**Instructions for the task**. Wherever a line holds the string "name", copy that line.

**Provided data**.
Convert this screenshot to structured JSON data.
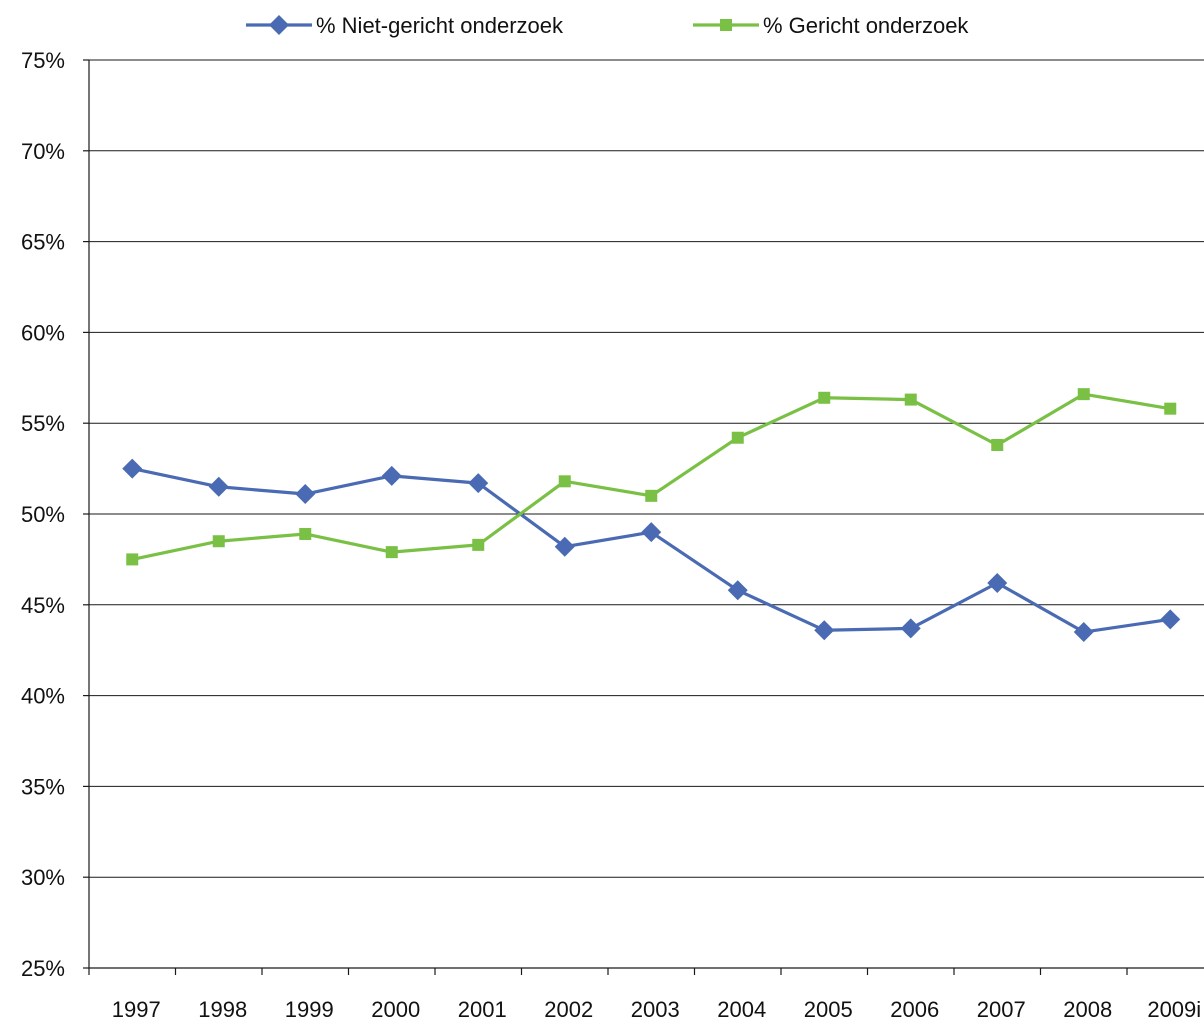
{
  "chart_data": {
    "type": "line",
    "categories": [
      "1997",
      "1998",
      "1999",
      "2000",
      "2001",
      "2002",
      "2003",
      "2004",
      "2005",
      "2006",
      "2007",
      "2008",
      "2009i"
    ],
    "series": [
      {
        "name": "% Niet-gericht onderzoek",
        "color": "#4a6ab3",
        "marker": "diamond",
        "values": [
          52.5,
          51.5,
          51.1,
          52.1,
          51.7,
          48.2,
          49.0,
          45.8,
          43.6,
          43.7,
          46.2,
          43.5,
          44.2
        ]
      },
      {
        "name": "% Gericht onderzoek",
        "color": "#79c045",
        "marker": "square",
        "values": [
          47.5,
          48.5,
          48.9,
          47.9,
          48.3,
          51.8,
          51.0,
          54.2,
          56.4,
          56.3,
          53.8,
          56.6,
          55.8
        ]
      }
    ],
    "yticks": [
      "25%",
      "30%",
      "35%",
      "40%",
      "45%",
      "50%",
      "55%",
      "60%",
      "65%",
      "70%",
      "75%"
    ],
    "ylim": [
      25,
      75
    ],
    "ytick_step": 5,
    "grid": true,
    "legend_position": "top"
  }
}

**Task answer**.
        "name": "% Niet-gericht onderzoek",
        "name": "% Gericht onderzoek",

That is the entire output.